:: WHAT YOU HAVE TO DO ::
Here are some records; quote them exactly, leaving out the pictures.

:: DATA LISTING ::
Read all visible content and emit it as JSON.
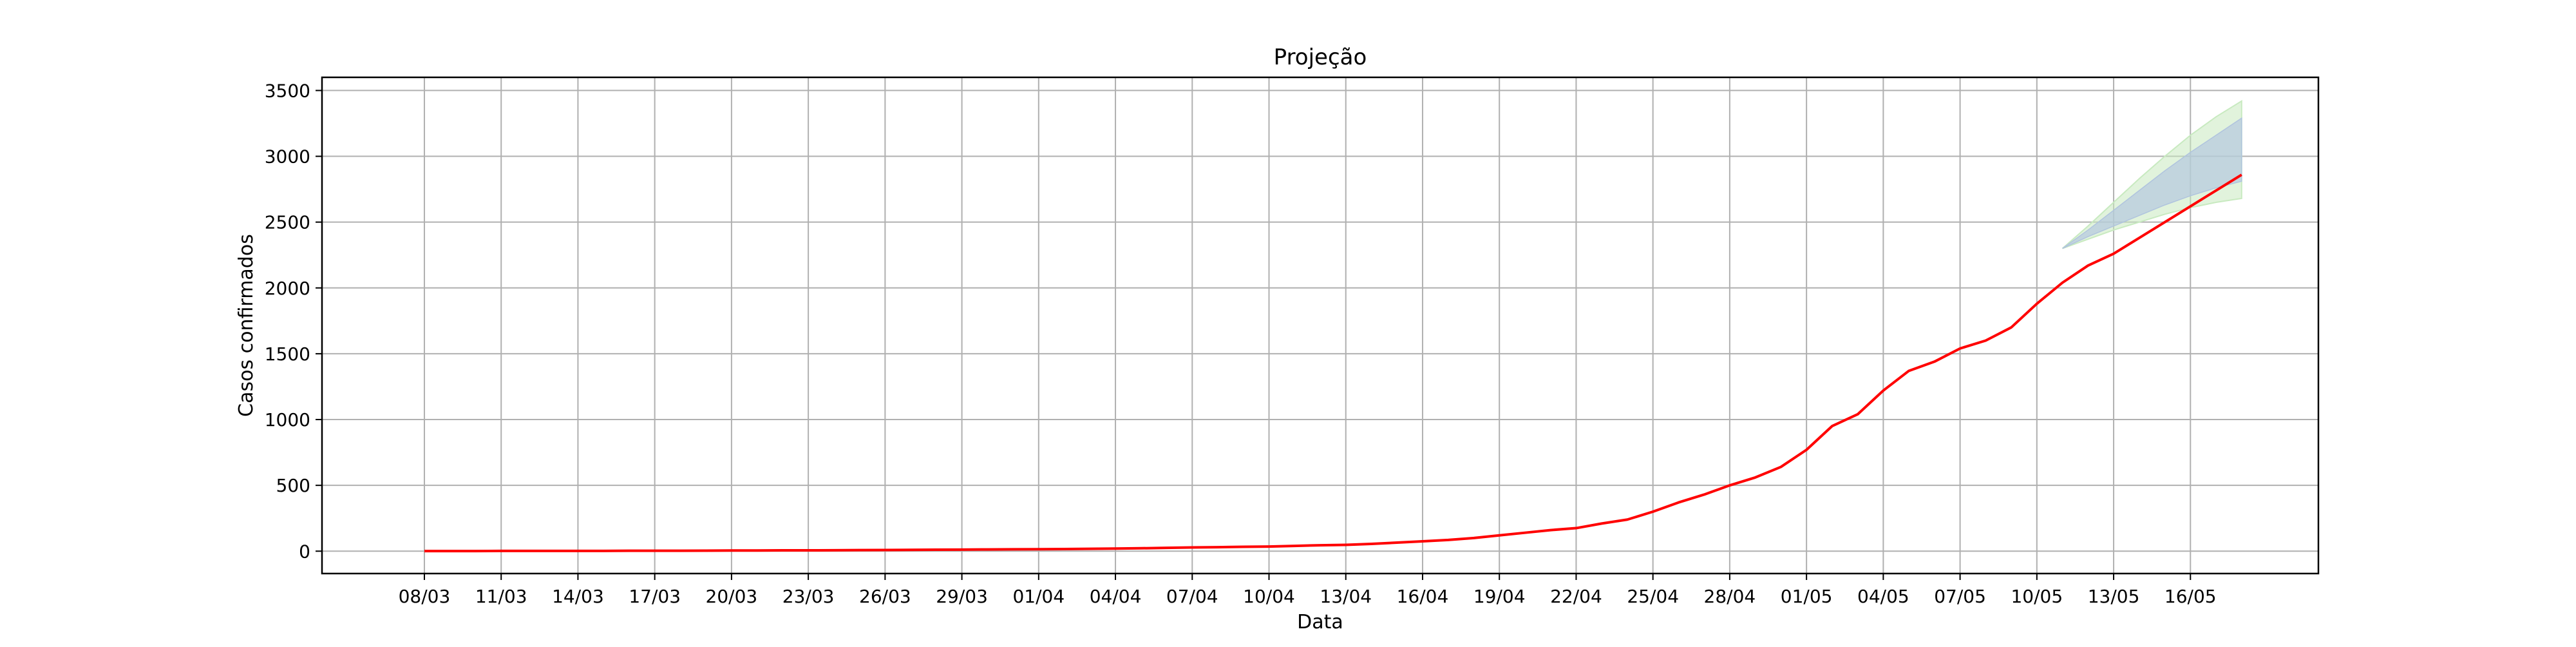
{
  "chart_data": {
    "type": "line",
    "title": "Projeção",
    "xlabel": "Data",
    "ylabel": "Casos confirmados",
    "x_tick_labels": [
      "08/03",
      "11/03",
      "14/03",
      "17/03",
      "20/03",
      "23/03",
      "26/03",
      "29/03",
      "01/04",
      "04/04",
      "07/04",
      "10/04",
      "13/04",
      "16/04",
      "19/04",
      "22/04",
      "25/04",
      "28/04",
      "01/05",
      "04/05",
      "07/05",
      "10/05",
      "13/05",
      "16/05"
    ],
    "y_ticks": [
      0,
      500,
      1000,
      1500,
      2000,
      2500,
      3000,
      3500
    ],
    "ylim": [
      -170,
      3600
    ],
    "xlim_dates": [
      "2020-03-04",
      "2020-05-21"
    ],
    "grid": true,
    "series": [
      {
        "color": "#ff0000",
        "x": [
          "2020-03-08",
          "2020-03-09",
          "2020-03-10",
          "2020-03-11",
          "2020-03-12",
          "2020-03-13",
          "2020-03-14",
          "2020-03-15",
          "2020-03-16",
          "2020-03-17",
          "2020-03-18",
          "2020-03-19",
          "2020-03-20",
          "2020-03-21",
          "2020-03-22",
          "2020-03-23",
          "2020-03-24",
          "2020-03-25",
          "2020-03-26",
          "2020-03-27",
          "2020-03-28",
          "2020-03-29",
          "2020-03-30",
          "2020-03-31",
          "2020-04-01",
          "2020-04-02",
          "2020-04-03",
          "2020-04-04",
          "2020-04-05",
          "2020-04-06",
          "2020-04-07",
          "2020-04-08",
          "2020-04-09",
          "2020-04-10",
          "2020-04-11",
          "2020-04-12",
          "2020-04-13",
          "2020-04-14",
          "2020-04-15",
          "2020-04-16",
          "2020-04-17",
          "2020-04-18",
          "2020-04-19",
          "2020-04-20",
          "2020-04-21",
          "2020-04-22",
          "2020-04-23",
          "2020-04-24",
          "2020-04-25",
          "2020-04-26",
          "2020-04-27",
          "2020-04-28",
          "2020-04-29",
          "2020-04-30",
          "2020-05-01",
          "2020-05-02",
          "2020-05-03",
          "2020-05-04",
          "2020-05-05",
          "2020-05-06",
          "2020-05-07",
          "2020-05-08",
          "2020-05-09",
          "2020-05-10",
          "2020-05-11",
          "2020-05-12",
          "2020-05-13",
          "2020-05-14",
          "2020-05-15",
          "2020-05-16",
          "2020-05-17",
          "2020-05-18"
        ],
        "y": [
          1,
          1,
          1,
          2,
          2,
          2,
          2,
          2,
          3,
          3,
          3,
          4,
          5,
          5,
          6,
          6,
          7,
          8,
          9,
          10,
          11,
          12,
          13,
          14,
          15,
          16,
          18,
          20,
          22,
          25,
          28,
          30,
          33,
          35,
          40,
          45,
          48,
          55,
          65,
          75,
          85,
          100,
          120,
          140,
          160,
          175,
          210,
          240,
          300,
          370,
          430,
          500,
          560,
          640,
          770,
          950,
          1040,
          1220,
          1370,
          1440,
          1540,
          1600,
          1700,
          1880,
          2040,
          2170,
          2260,
          2380,
          2500,
          2620,
          2740,
          2860
        ]
      }
    ],
    "projection": {
      "x": [
        "2020-05-11",
        "2020-05-12",
        "2020-05-13",
        "2020-05-14",
        "2020-05-15",
        "2020-05-16",
        "2020-05-17",
        "2020-05-18"
      ],
      "y": [
        2300,
        2420,
        2540,
        2660,
        2780,
        2900,
        2990,
        3050
      ],
      "inner_band": {
        "color": "#b0c4de",
        "lower": [
          2300,
          2390,
          2470,
          2550,
          2630,
          2700,
          2760,
          2810
        ],
        "upper": [
          2300,
          2440,
          2590,
          2740,
          2890,
          3030,
          3160,
          3290
        ]
      },
      "outer_band": {
        "color": "#c8eac0",
        "lower": [
          2300,
          2370,
          2440,
          2500,
          2560,
          2610,
          2650,
          2680
        ],
        "upper": [
          2300,
          2470,
          2650,
          2830,
          3000,
          3160,
          3300,
          3420
        ]
      }
    }
  }
}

:: RESULT OF THE EXERCISE ::
Read all visible content and emit it as JSON.
{
  "chart_data": {
    "type": "line",
    "title": "Projeção",
    "xlabel": "Data",
    "ylabel": "Casos confirmados",
    "x_tick_labels": [
      "08/03",
      "11/03",
      "14/03",
      "17/03",
      "20/03",
      "23/03",
      "26/03",
      "29/03",
      "01/04",
      "04/04",
      "07/04",
      "10/04",
      "13/04",
      "16/04",
      "19/04",
      "22/04",
      "25/04",
      "28/04",
      "01/05",
      "04/05",
      "07/05",
      "10/05",
      "13/05",
      "16/05"
    ],
    "y_ticks": [
      0,
      500,
      1000,
      1500,
      2000,
      2500,
      3000,
      3500
    ],
    "ylim": [
      -170,
      3600
    ],
    "xlim_dates": [
      "2020-03-04",
      "2020-05-21"
    ],
    "grid": true,
    "series": [
      {
        "color": "#ff0000",
        "x": [
          "2020-03-08",
          "2020-03-09",
          "2020-03-10",
          "2020-03-11",
          "2020-03-12",
          "2020-03-13",
          "2020-03-14",
          "2020-03-15",
          "2020-03-16",
          "2020-03-17",
          "2020-03-18",
          "2020-03-19",
          "2020-03-20",
          "2020-03-21",
          "2020-03-22",
          "2020-03-23",
          "2020-03-24",
          "2020-03-25",
          "2020-03-26",
          "2020-03-27",
          "2020-03-28",
          "2020-03-29",
          "2020-03-30",
          "2020-03-31",
          "2020-04-01",
          "2020-04-02",
          "2020-04-03",
          "2020-04-04",
          "2020-04-05",
          "2020-04-06",
          "2020-04-07",
          "2020-04-08",
          "2020-04-09",
          "2020-04-10",
          "2020-04-11",
          "2020-04-12",
          "2020-04-13",
          "2020-04-14",
          "2020-04-15",
          "2020-04-16",
          "2020-04-17",
          "2020-04-18",
          "2020-04-19",
          "2020-04-20",
          "2020-04-21",
          "2020-04-22",
          "2020-04-23",
          "2020-04-24",
          "2020-04-25",
          "2020-04-26",
          "2020-04-27",
          "2020-04-28",
          "2020-04-29",
          "2020-04-30",
          "2020-05-01",
          "2020-05-02",
          "2020-05-03",
          "2020-05-04",
          "2020-05-05",
          "2020-05-06",
          "2020-05-07",
          "2020-05-08",
          "2020-05-09",
          "2020-05-10",
          "2020-05-11",
          "2020-05-12",
          "2020-05-13",
          "2020-05-14",
          "2020-05-15",
          "2020-05-16",
          "2020-05-17",
          "2020-05-18"
        ],
        "y": [
          1,
          1,
          1,
          2,
          2,
          2,
          2,
          2,
          3,
          3,
          3,
          4,
          5,
          5,
          6,
          6,
          7,
          8,
          9,
          10,
          11,
          12,
          13,
          14,
          15,
          16,
          18,
          20,
          22,
          25,
          28,
          30,
          33,
          35,
          40,
          45,
          48,
          55,
          65,
          75,
          85,
          100,
          120,
          140,
          160,
          175,
          210,
          240,
          300,
          370,
          430,
          500,
          560,
          640,
          770,
          950,
          1040,
          1220,
          1370,
          1440,
          1540,
          1600,
          1700,
          1880,
          2040,
          2170,
          2260,
          2380,
          2500,
          2620,
          2740,
          2860
        ]
      }
    ],
    "projection": {
      "x": [
        "2020-05-11",
        "2020-05-12",
        "2020-05-13",
        "2020-05-14",
        "2020-05-15",
        "2020-05-16",
        "2020-05-17",
        "2020-05-18"
      ],
      "y": [
        2300,
        2420,
        2540,
        2660,
        2780,
        2900,
        2990,
        3050
      ],
      "inner_band": {
        "color": "#b0c4de",
        "lower": [
          2300,
          2390,
          2470,
          2550,
          2630,
          2700,
          2760,
          2810
        ],
        "upper": [
          2300,
          2440,
          2590,
          2740,
          2890,
          3030,
          3160,
          3290
        ]
      },
      "outer_band": {
        "color": "#c8eac0",
        "lower": [
          2300,
          2370,
          2440,
          2500,
          2560,
          2610,
          2650,
          2680
        ],
        "upper": [
          2300,
          2470,
          2650,
          2830,
          3000,
          3160,
          3300,
          3420
        ]
      }
    }
  }
}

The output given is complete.